§ Source material
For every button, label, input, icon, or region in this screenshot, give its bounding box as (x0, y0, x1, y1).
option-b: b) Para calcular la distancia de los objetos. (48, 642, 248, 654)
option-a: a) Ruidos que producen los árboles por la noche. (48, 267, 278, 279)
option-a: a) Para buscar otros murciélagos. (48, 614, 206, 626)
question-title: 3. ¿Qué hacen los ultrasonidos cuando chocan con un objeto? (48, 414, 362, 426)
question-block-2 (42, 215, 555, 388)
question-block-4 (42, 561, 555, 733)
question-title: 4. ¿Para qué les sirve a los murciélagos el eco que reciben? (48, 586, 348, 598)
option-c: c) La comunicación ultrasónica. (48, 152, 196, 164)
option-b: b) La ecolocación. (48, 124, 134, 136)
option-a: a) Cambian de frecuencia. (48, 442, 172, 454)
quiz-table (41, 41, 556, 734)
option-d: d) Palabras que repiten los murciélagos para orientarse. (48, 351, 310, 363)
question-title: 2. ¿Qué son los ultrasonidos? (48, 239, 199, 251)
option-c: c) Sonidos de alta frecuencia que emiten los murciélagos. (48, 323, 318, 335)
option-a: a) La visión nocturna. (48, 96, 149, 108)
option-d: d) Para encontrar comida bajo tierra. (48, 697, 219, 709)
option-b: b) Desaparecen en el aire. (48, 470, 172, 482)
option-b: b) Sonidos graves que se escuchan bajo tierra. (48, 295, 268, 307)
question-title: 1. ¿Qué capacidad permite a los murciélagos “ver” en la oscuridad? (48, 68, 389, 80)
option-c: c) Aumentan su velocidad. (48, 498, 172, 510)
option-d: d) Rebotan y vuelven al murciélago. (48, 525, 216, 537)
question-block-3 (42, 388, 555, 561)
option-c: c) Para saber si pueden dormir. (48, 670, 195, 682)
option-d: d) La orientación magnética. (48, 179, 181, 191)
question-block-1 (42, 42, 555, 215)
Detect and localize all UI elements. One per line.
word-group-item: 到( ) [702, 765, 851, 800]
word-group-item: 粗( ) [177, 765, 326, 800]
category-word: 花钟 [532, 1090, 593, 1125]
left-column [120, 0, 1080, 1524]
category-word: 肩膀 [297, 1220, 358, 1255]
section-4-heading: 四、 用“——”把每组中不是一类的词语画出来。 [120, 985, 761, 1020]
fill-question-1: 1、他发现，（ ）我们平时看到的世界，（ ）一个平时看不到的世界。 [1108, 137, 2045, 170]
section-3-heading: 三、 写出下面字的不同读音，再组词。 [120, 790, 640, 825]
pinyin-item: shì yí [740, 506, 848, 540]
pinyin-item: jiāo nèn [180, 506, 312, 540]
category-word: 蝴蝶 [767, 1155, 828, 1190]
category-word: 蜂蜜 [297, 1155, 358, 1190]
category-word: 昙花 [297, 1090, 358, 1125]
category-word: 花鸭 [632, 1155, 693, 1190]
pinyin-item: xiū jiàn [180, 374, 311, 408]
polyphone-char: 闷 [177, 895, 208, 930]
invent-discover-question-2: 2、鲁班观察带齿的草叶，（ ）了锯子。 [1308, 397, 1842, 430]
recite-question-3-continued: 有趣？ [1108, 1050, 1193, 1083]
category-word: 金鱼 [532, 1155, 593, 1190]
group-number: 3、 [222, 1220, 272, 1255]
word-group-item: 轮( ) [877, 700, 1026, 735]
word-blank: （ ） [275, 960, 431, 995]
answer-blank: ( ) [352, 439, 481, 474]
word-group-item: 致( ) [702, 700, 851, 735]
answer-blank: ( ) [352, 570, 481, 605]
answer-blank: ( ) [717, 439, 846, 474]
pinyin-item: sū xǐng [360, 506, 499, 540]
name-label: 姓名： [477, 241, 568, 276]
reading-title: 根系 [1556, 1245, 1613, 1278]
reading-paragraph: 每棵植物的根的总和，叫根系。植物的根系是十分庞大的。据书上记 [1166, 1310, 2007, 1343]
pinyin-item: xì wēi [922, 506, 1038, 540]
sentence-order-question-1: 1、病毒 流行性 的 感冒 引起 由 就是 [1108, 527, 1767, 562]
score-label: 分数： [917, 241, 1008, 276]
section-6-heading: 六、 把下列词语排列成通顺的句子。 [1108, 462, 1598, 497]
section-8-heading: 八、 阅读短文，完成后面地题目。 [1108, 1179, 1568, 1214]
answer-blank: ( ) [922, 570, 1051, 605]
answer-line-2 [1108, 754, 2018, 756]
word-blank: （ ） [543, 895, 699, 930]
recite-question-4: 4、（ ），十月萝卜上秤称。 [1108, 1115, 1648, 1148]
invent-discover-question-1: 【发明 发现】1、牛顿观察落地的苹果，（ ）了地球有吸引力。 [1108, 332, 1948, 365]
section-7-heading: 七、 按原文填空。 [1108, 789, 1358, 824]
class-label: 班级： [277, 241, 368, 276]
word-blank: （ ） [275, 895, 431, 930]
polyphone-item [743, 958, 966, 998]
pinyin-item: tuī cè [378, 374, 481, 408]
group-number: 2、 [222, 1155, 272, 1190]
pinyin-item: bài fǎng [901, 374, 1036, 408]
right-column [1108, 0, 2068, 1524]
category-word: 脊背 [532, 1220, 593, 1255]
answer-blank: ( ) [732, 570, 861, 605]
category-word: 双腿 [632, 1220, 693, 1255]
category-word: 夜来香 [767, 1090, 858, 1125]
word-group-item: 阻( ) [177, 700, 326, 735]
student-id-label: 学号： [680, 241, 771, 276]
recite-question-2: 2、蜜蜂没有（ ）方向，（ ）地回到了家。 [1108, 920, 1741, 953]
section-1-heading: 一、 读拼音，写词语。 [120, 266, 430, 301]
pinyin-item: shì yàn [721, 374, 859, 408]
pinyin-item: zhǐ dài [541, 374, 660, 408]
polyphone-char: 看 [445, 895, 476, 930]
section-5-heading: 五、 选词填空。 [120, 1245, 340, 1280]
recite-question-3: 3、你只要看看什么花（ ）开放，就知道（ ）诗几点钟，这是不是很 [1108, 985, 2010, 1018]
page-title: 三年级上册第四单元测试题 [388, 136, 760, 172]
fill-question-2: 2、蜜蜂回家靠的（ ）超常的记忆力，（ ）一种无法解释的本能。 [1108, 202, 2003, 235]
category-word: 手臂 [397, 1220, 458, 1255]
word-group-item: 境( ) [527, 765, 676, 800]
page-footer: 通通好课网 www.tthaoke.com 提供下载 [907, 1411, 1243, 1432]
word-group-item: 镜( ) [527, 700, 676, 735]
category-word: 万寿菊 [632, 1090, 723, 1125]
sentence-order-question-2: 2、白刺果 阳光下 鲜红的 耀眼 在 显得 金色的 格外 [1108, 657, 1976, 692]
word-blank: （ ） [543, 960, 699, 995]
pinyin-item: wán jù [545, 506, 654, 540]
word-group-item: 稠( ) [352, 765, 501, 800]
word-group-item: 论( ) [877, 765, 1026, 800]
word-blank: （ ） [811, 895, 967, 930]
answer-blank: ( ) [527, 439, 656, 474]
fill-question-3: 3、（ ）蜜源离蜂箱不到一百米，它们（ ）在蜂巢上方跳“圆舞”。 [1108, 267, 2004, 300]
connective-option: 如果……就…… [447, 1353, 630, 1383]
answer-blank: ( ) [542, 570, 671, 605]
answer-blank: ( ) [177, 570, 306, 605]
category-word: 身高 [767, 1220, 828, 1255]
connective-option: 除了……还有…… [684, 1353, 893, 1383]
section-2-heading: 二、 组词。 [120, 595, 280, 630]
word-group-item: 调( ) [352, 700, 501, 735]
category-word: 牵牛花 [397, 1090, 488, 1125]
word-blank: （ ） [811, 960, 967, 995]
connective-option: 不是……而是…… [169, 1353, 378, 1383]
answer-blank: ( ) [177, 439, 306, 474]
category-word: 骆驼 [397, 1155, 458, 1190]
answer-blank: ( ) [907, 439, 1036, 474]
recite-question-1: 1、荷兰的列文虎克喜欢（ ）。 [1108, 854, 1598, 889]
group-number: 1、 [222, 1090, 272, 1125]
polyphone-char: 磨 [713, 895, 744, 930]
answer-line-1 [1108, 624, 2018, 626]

§ Description of the task
Put the material from its first line up to and including the line with "category-word: 肩膀 [297, 1220, 358, 1255]" into a Markdown table with the columns No. and Line, numbering each row and leaving out any blank lines.

§ Final answer
| No. | Line |
|---|---|
| 1 | For every button, label, input, icon, or region in this screenshot, give its bounding box as (x0, y0, x1, y1). |
| 2 | option-b: b) Para calcular la distancia de los objetos. (48, 642, 248, 654) |
| 3 | option-a: a) Ruidos que producen los árboles por la noche. (48, 267, 278, 279) |
| 4 | option-a: a) Para buscar otros murciélagos. (48, 614, 206, 626) |
| 5 | question-title: 3. ¿Qué hacen los ultrasonidos cuando chocan con un objeto? (48, 414, 362, 426) |
| 6 | question-block-2 (42, 215, 555, 388) |
| 7 | question-block-4 (42, 561, 555, 733) |
| 8 | question-title: 4. ¿Para qué les sirve a los murciélagos el eco que reciben? (48, 586, 348, 598) |
| 9 | option-c: c) La comunicación ultrasónica. (48, 152, 196, 164) |
| 10 | option-b: b) La ecolocación. (48, 124, 134, 136) |
| 11 | option-a: a) Cambian de frecuencia. (48, 442, 172, 454) |
| 12 | quiz-table (41, 41, 556, 734) |
| 13 | option-d: d) Palabras que repiten los murciélagos para orientarse. (48, 351, 310, 363) |
| 14 | question-title: 2. ¿Qué son los ultrasonidos? (48, 239, 199, 251) |
| 15 | option-c: c) Sonidos de alta frecuencia que emiten los murciélagos. (48, 323, 318, 335) |
| 16 | option-a: a) La visión nocturna. (48, 96, 149, 108) |
| 17 | option-d: d) Para encontrar comida bajo tierra. (48, 697, 219, 709) |
| 18 | option-b: b) Desaparecen en el aire. (48, 470, 172, 482) |
| 19 | option-b: b) Sonidos graves que se escuchan bajo tierra. (48, 295, 268, 307) |
| 20 | question-title: 1. ¿Qué capacidad permite a los murciélagos “ver” en la oscuridad? (48, 68, 389, 80) |
| 21 | option-c: c) Aumentan su velocidad. (48, 498, 172, 510) |
| 22 | option-d: d) Rebotan y vuelven al murciélago. (48, 525, 216, 537) |
| 23 | question-block-3 (42, 388, 555, 561) |
| 24 | option-c: c) Para saber si pueden dormir. (48, 670, 195, 682) |
| 25 | option-d: d) La orientación magnética. (48, 179, 181, 191) |
| 26 | question-block-1 (42, 42, 555, 215) |
| 27 | Detect and localize all UI elements. One per line. |
| 28 | word-group-item: 到( ) [702, 765, 851, 800] |
| 29 | word-group-item: 粗( ) [177, 765, 326, 800] |
| 30 | category-word: 花钟 [532, 1090, 593, 1125] |
| 31 | left-column [120, 0, 1080, 1524] |
| 32 | category-word: 肩膀 [297, 1220, 358, 1255] |